• Objective
State the number of lines in these records that include the word "butternut", and add nothing to it.

Collection entries:
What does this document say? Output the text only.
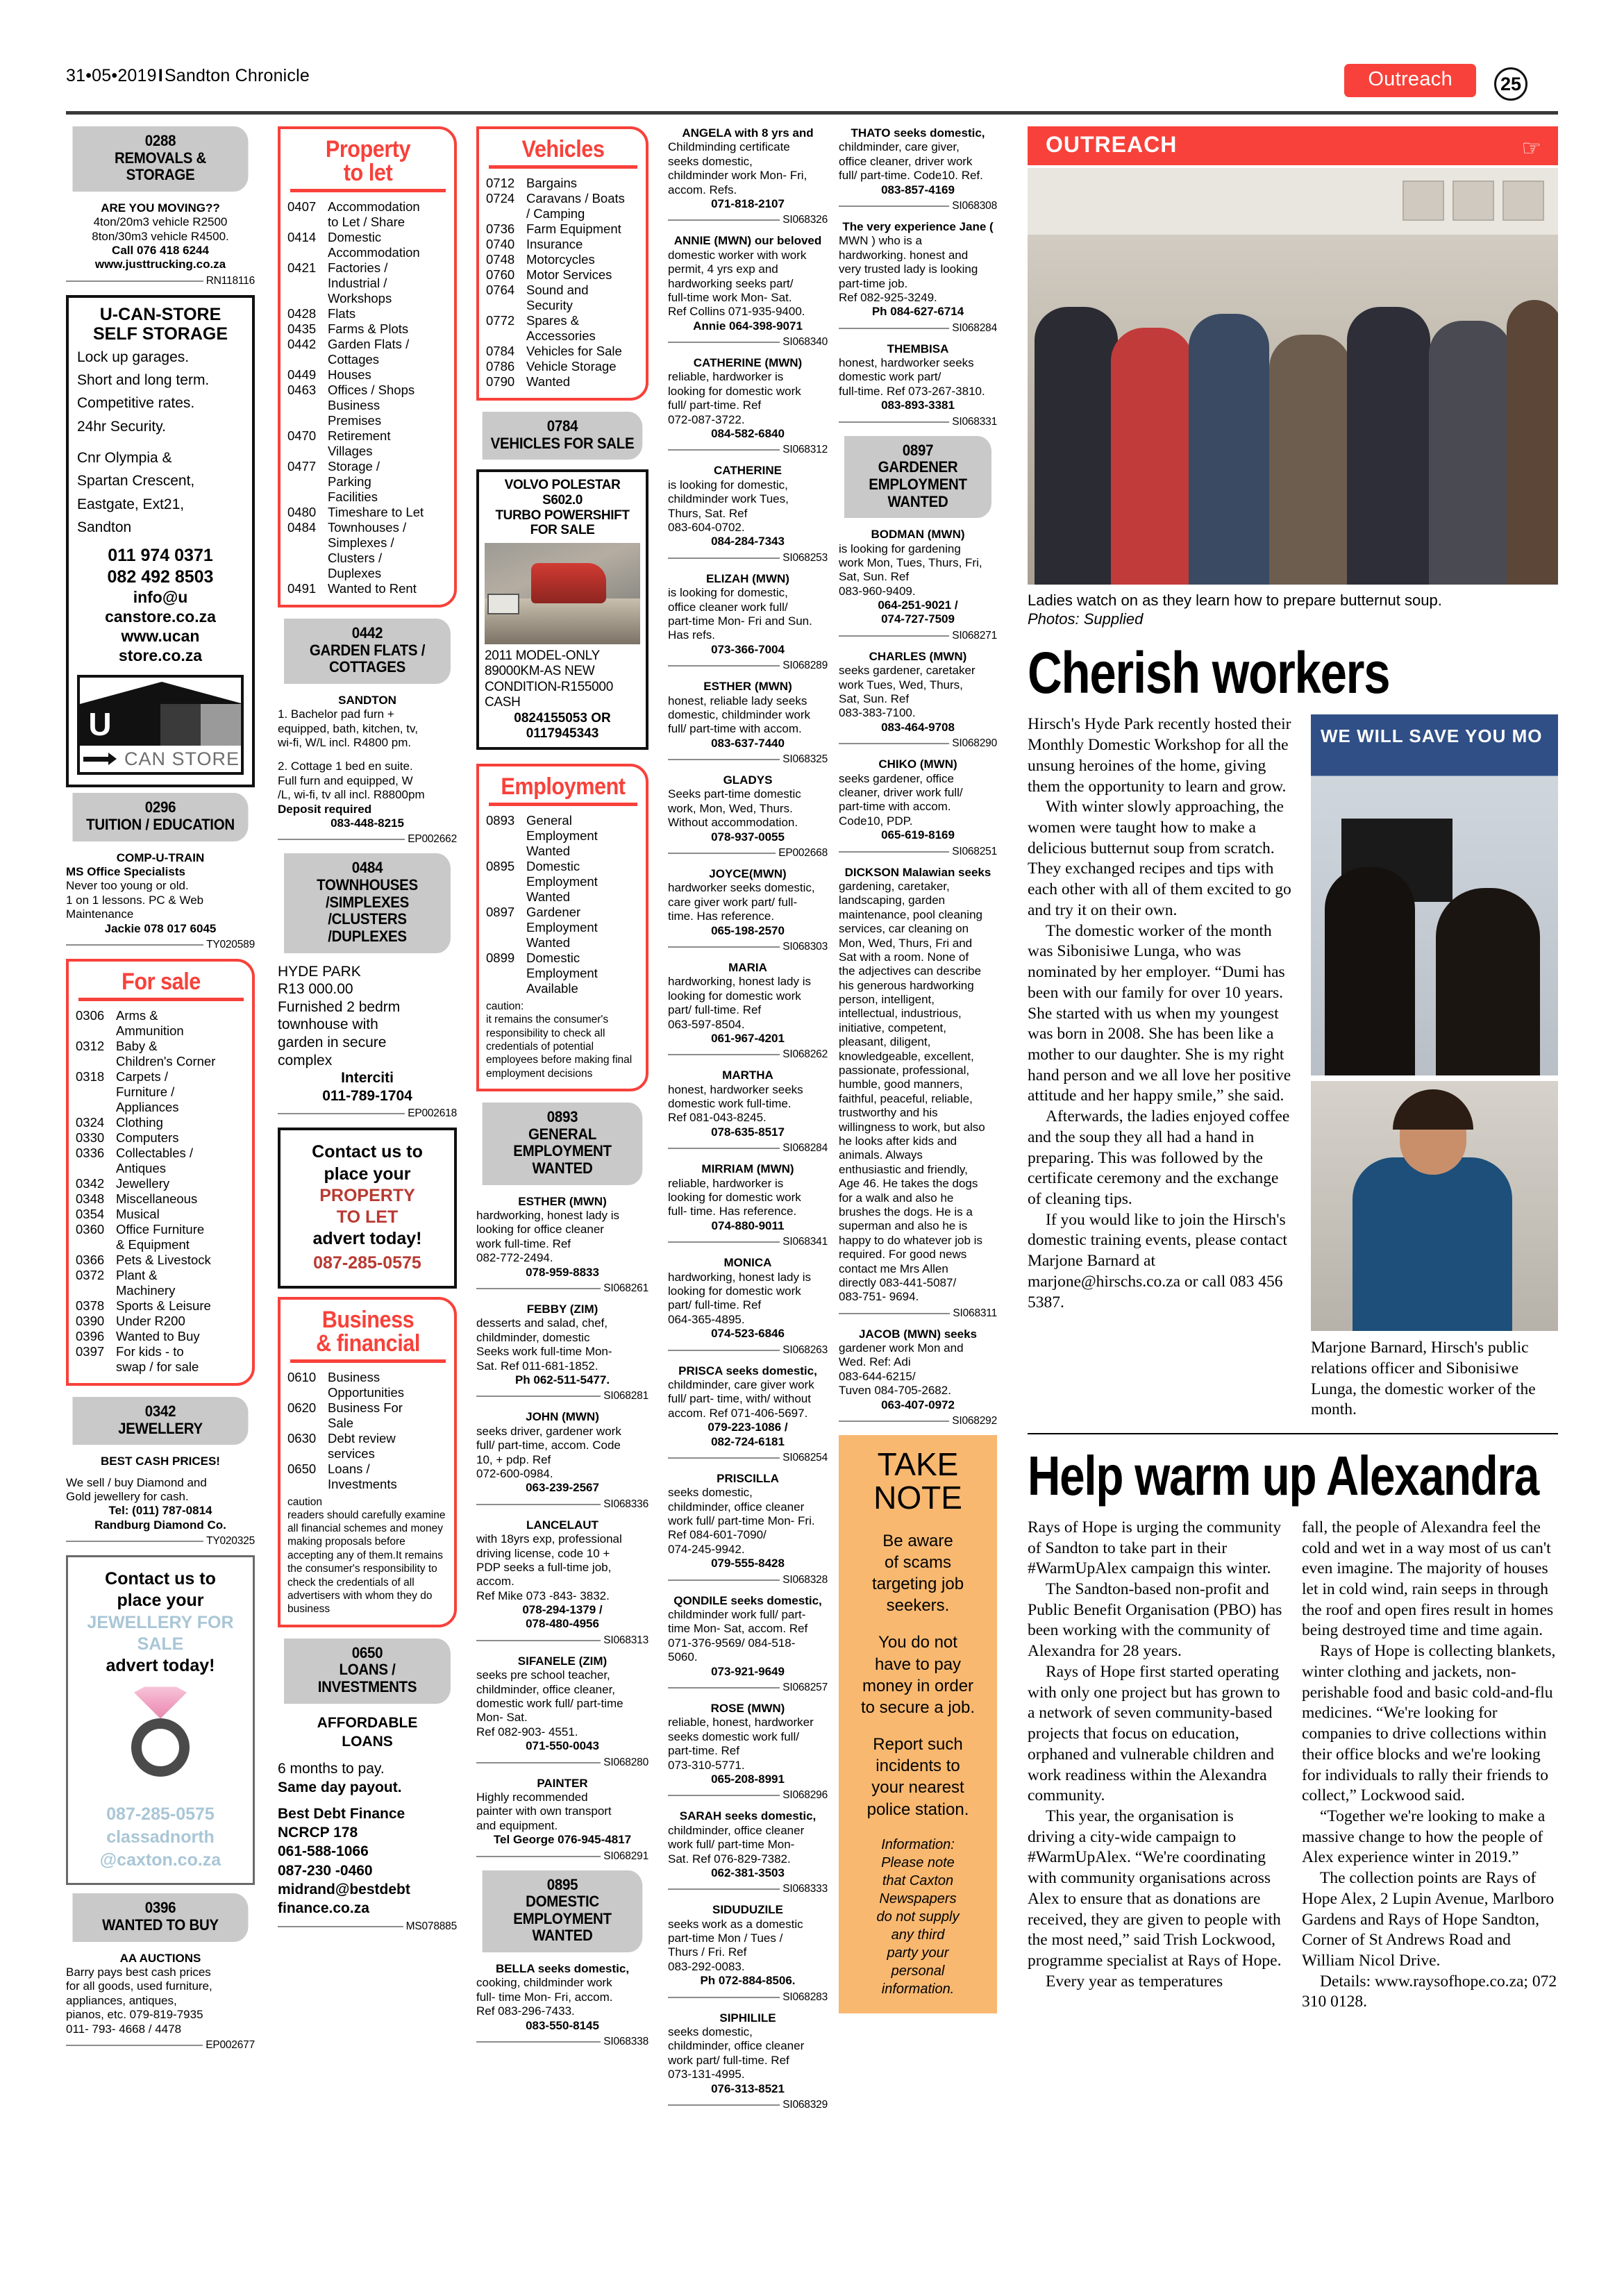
31•05•2019ISandton Chronicle	Outreach	25
0288
REMOVALS &
STORAGE
ARE YOU MOVING??
4ton/20m3 vehicle R2500
8ton/30m3 vehicle R4500.
Call 076 418 6244
www.justtrucking.co.za
RN118116
U-CAN-STORE
SELF STORAGE
Lock up garages.
Short and long term.
Competitive rates.
24hr Security.
Cnr Olympia &
Spartan Crescent,
Eastgate, Ext21,
Sandton
011 974 0371
082 492 8503
info@u
canstore.co.za
www.ucan
store.co.za
U
CAN STORE
0296
TUITION / EDUCATION
COMP-U-TRAIN
MS Office Specialists
Never too young or old.
1 on 1 lessons. PC & Web
Maintenance
Jackie 078 017 6045
TY020589
For sale
0306	Arms &
Ammunition
0312	Baby &
Children's Corner
0318	Carpets /
Furniture /
Appliances
0324	Clothing
0330	Computers
0336	Collectables /
Antiques
0342	Jewellery
0348	Miscellaneous
0354	Musical
0360	Office Furniture
& Equipment
0366	Pets & Livestock
0372	Plant &
Machinery
0378	Sports & Leisure
0390	Under R200
0396	Wanted to Buy
0397	For kids - to
swap / for sale
0342
JEWELLERY
BEST CASH PRICES!
We sell / buy Diamond and
Gold jewellery for cash.
Tel: (011) 787-0814
Randburg Diamond Co.
TY020325
Contact us to
place your
JEWELLERY FOR SALE
advert today!
087-285-0575
classadnorth
@caxton.co.za
0396
WANTED TO BUY
AA AUCTIONS
Barry pays best cash prices
for all goods, used furniture,
appliances, antiques,
pianos, etc. 079-819-7935
011- 793- 4668 / 4478
EP002677
Property
to let
0407	Accommodation
to Let / Share
0414	Domestic
Accommodation
0421	Factories /
Industrial /
Workshops
0428	Flats
0435	Farms & Plots
0442	Garden Flats /
Cottages
0449	Houses
0463	Offices / Shops
Business
Premises
0470	Retirement
Villages
0477	Storage /
Parking
Facilities
0480	Timeshare to Let
0484	Townhouses /
Simplexes /
Clusters /
Duplexes
0491	Wanted to Rent
0442
GARDEN FLATS /
COTTAGES
SANDTON
1. Bachelor pad furn +
equipped, bath, kitchen, tv,
wi-fi, W/L incl. R4800 pm.
2. Cottage 1 bed en suite.
Full furn and equipped, W
/L, wi-fi, tv all incl. R8800pm
Deposit required
083-448-8215
EP002662
0484
TOWNHOUSES
/SIMPLEXES
/CLUSTERS
/DUPLEXES
HYDE PARK
R13 000.00
Furnished 2 bedrm
townhouse with
garden in secure
complex
Interciti
011-789-1704
EP002618
Contact us to
place your
PROPERTY
TO LET
advert today!
087-285-0575
Business
& financial
0610	Business
Opportunities
0620	Business For
Sale
0630	Debt review
services
0650	Loans /
Investments
caution
readers should carefully examine all financial schemes and money making proposals before accepting any of them.It remains the consumer's responsibility to check the credentials of all advertisers with whom they do business
0650
LOANS /
INVESTMENTS
AFFORDABLE
LOANS
6 months to pay.
Same day payout.
Best Debt Finance
NCRCP 178
061-588-1066
087-230 -0460
midrand@bestdebt
finance.co.za
MS078885
Vehicles
0712	Bargains
0724	Caravans / Boats
/ Camping
0736	Farm Equipment
0740	Insurance
0748	Motorcycles
0760	Motor Services
0764	Sound and
Security
0772	Spares &
Accessories
0784	Vehicles for Sale
0786	Vehicle Storage
0790	Wanted
0784
VEHICLES FOR SALE
VOLVO POLESTAR S602.0
TURBO POWERSHIFT
FOR SALE
2011 MODEL-ONLY
89000KM-AS NEW
CONDITION-R155000
CASH
0824155053 OR
0117945343
Employment
0893	General
Employment
Wanted
0895	Domestic
Employment
Wanted
0897	Gardener
Employment
Wanted
0899	Domestic
Employment
Available
caution:
it remains the consumer's responsibility to check all credentials of potential employees before making final employment decisions
0893
GENERAL
EMPLOYMENT
WANTED
ESTHER (MWN)
hardworking, honest lady is
looking for office cleaner
work full-time. Ref
082-772-2494.
078-959-8833
SI068261
FEBBY (ZIM)
desserts and salad, chef,
childminder, domestic
Seeks work full-time Mon-
Sat. Ref 011-681-1852.
Ph 062-511-5477.
SI068281
JOHN (MWN)
seeks driver, gardener work
full/ part-time, accom. Code
10, + pdp. Ref
072-600-0984.
063-239-2567
SI068336
LANCELAUT
with 18yrs exp, professional
driving license, code 10 +
PDP seeks a full-time job,
accom.
Ref Mike 073 -843- 3832.
078-294-1379 /
078-480-4956
SI068313
SIFANELE (ZIM)
seeks pre school teacher,
childminder, office cleaner,
domestic work full/ part-time
Mon- Sat.
Ref 082-903- 4551.
071-550-0043
SI068280
PAINTER
Highly recommended
painter with own transport
and equipment.
Tel George 076-945-4817
SI068291
0895
DOMESTIC
EMPLOYMENT
WANTED
BELLA seeks domestic,
cooking, childminder work
full- time Mon- Fri, accom.
Ref 083-296-7433.
083-550-8145
SI068338
ANGELA with 8 yrs and
Childminding certificate
seeks domestic,
childminder work Mon- Fri,
accom. Refs.
071-818-2107
SI068326
ANNIE (MWN) our beloved
domestic worker with work
permit, 4 yrs exp and
hardworking seeks part/
full-time work Mon- Sat.
Ref Collins 071-935-9400.
Annie 064-398-9071
SI068340
CATHERINE (MWN)
reliable, hardworker is
looking for domestic work
full/ part-time. Ref
072-087-3722.
084-582-6840
SI068312
CATHERINE
is looking for domestic,
childminder work Tues,
Thurs, Sat. Ref
083-604-0702.
084-284-7343
SI068253
ELIZAH (MWN)
is looking for domestic,
office cleaner work full/
part-time Mon- Fri and Sun.
Has refs.
073-366-7004
SI068289
ESTHER (MWN)
honest, reliable lady seeks
domestic, childminder work
full/ part-time with accom.
083-637-7440
SI068325
GLADYS
Seeks part-time domestic
work, Mon, Wed, Thurs.
Without accommodation.
078-937-0055
EP002668
JOYCE(MWN)
hardworker seeks domestic,
care giver work part/ full-
time. Has reference.
065-198-2570
SI068303
MARIA
hardworking, honest lady is
looking for domestic work
part/ full-time. Ref
063-597-8504.
061-967-4201
SI068262
MARTHA
honest, hardworker seeks
domestic work full-time.
Ref 081-043-8245.
078-635-8517
SI068284
MIRRIAM (MWN)
reliable, hardworker is
looking for domestic work
full- time. Has reference.
074-880-9011
SI068341
MONICA
hardworking, honest lady is
looking for domestic work
part/ full-time. Ref
064-365-4895.
074-523-6846
SI068263
PRISCA seeks domestic,
childminder, care giver work
full/ part- time, with/ without
accom. Ref 071-406-5697.
079-223-1086 /
082-724-6181
SI068254
PRISCILLA
seeks domestic,
childminder, office cleaner
work full/ part-time Mon- Fri.
Ref 084-601-7090/
074-245-9942.
079-555-8428
SI068328
QONDILE seeks domestic,
childminder work full/ part-
time Mon- Sat, accom. Ref
071-376-9569/ 084-518-
5060.
073-921-9649
SI068257
ROSE (MWN)
reliable, honest, hardworker
seeks domestic work full/
part-time. Ref
073-310-5771.
065-208-8991
SI068296
SARAH seeks domestic,
childminder, office cleaner
work full/ part-time Mon-
Sat. Ref 076-829-7382.
062-381-3503
SI068333
SIDUDUZILE
seeks work as a domestic
part-time Mon / Tues /
Thurs / Fri. Ref
083-292-0083.
Ph 072-884-8506.
SI068283
SIPHILILE
seeks domestic,
childminder, office cleaner
work part/ full-time. Ref
073-131-4995.
076-313-8521
SI068329
THATO seeks domestic,
childminder, care giver,
office cleaner, driver work
full/ part-time. Code10. Ref.
083-857-4169
SI068308
The very experience Jane (
MWN ) who is a
hardworking. honest and
very trusted lady is looking
part-time job.
Ref 082-925-3249.
Ph 084-627-6714
SI068284
THEMBISA
honest, hardworker seeks
domestic work part/
full-time. Ref 073-267-3810.
083-893-3381
SI068331
0897
GARDENER
EMPLOYMENT
WANTED
BODMAN (MWN)
is looking for gardening
work Mon, Tues, Thurs, Fri,
Sat, Sun. Ref
083-960-9409.
064-251-9021 /
074-727-7509
SI068271
CHARLES (MWN)
seeks gardener, caretaker
work Tues, Wed, Thurs,
Sat, Sun. Ref
083-383-7100.
083-464-9708
SI068290
CHIKO (MWN)
seeks gardener, office
cleaner, driver work full/
part-time with accom.
Code10, PDP.
065-619-8169
SI068251
DICKSON Malawian seeks
gardening, caretaker,
landscaping, garden
maintenance, pool cleaning
services, car cleaning on
Mon, Wed, Thurs, Fri and
Sat with a room. None of
the adjectives can describe
his generous hardworking
person, intelligent,
intellectual, industrious,
initiative, competent,
pleasant, diligent,
knowledgeable, excellent,
passionate, professional,
humble, good manners,
faithful, peaceful, reliable,
trustworthy and his
willingness to work, but also
he looks after kids and
animals. Always
enthusiastic and friendly,
Age 46. He takes the dogs
for a walk and also he
brushes the dogs. He is a
superman and also he is
happy to do whatever job is
required. For good news
contact me Mrs Allen
directly 083-441-5087/
083-751- 9694.
SI068311
JACOB (MWN) seeks
gardener work Mon and
Wed. Ref: Adi
083-644-6215/
Tuven 084-705-2682.
063-407-0972
SI068292
TAKE
NOTE
Be aware
of scams
targeting job
seekers.
You do not
have to pay
money in order
to secure a job.
Report such
incidents to
your nearest
police station.
Information:
Please note
that Caxton
Newspapers
do not supply
any third
party your
personal
information.
OUTREACH	☞
Ladies watch on as they learn how to prepare butternut soup.
Photos: Supplied
Cherish workers

Hirsch's Hyde Park recently hosted their Monthly Domestic Workshop for all the unsung heroines of the home, giving them the opportunity to learn and grow.

With winter slowly approaching, the women were taught how to make a delicious butternut soup from scratch. They exchanged recipes and tips with each other with all of them excited to go and try it on their own.

The domestic worker of the month was Sibonisiwe Lunga, who was nominated by her employer. “Dumi has been with our family for over 10 years. She started with us when my youngest was born in 2008. She has been like a mother to our daughter. She is my right hand person and we all love her positive attitude and her happy smile,” she said.

Afterwards, the ladies enjoyed coffee and the soup they all had a hand in preparing. This was followed by the certificate ceremony and the exchange of cleaning tips.

If you would like to join the Hirsch's domestic training events, please contact Marjone Barnard at marjone@hirschs.co.za or call 083 456 5387.

WE WILL SAVE YOU MO
Marjone Barnard, Hirsch's public relations officer and Sibonisiwe Lunga, the domestic worker of the month.
Help warm up Alexandra

Rays of Hope is urging the community of Sandton to take part in their #WarmUpAlex campaign this winter.

The Sandton-based non-profit and Public Benefit Organisation (PBO) has been working with the community of Alexandra for 28 years.

Rays of Hope first started operating with only one project but has grown to a network of seven community-based projects that focus on education, orphaned and vulnerable children and work readiness within the Alexandra community.

This year, the organisation is driving a city-wide campaign to #WarmUpAlex. “We're coordinating with community organisations across Alex to ensure that as donations are received, they are given to people with the most need,” said Trish Lockwood, programme specialist at Rays of Hope.

Every year as temperatures

fall, the people of Alexandra feel the cold and wet in a way most of us can't even imagine. The majority of houses let in cold wind, rain seeps in through the roof and open fires result in homes being destroyed time and time again.

Rays of Hope is collecting blankets, winter clothing and jackets, non-perishable food and basic cold-and-flu medicines. “We're looking for companies to drive collections within their office blocks and we're looking for individuals to rally their friends to collect,” Lockwood said.

“Together we're looking to make a massive change to how the people of Alex experience winter in 2019.”

The collection points are Rays of Hope Alex, 2 Lupin Avenue, Marlboro Gardens and Rays of Hope Sandton, Corner of St Andrews Road and William Nicol Drive.

Details: www.raysofhope.co.za; 072 310 0128.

• Solution to the problem
2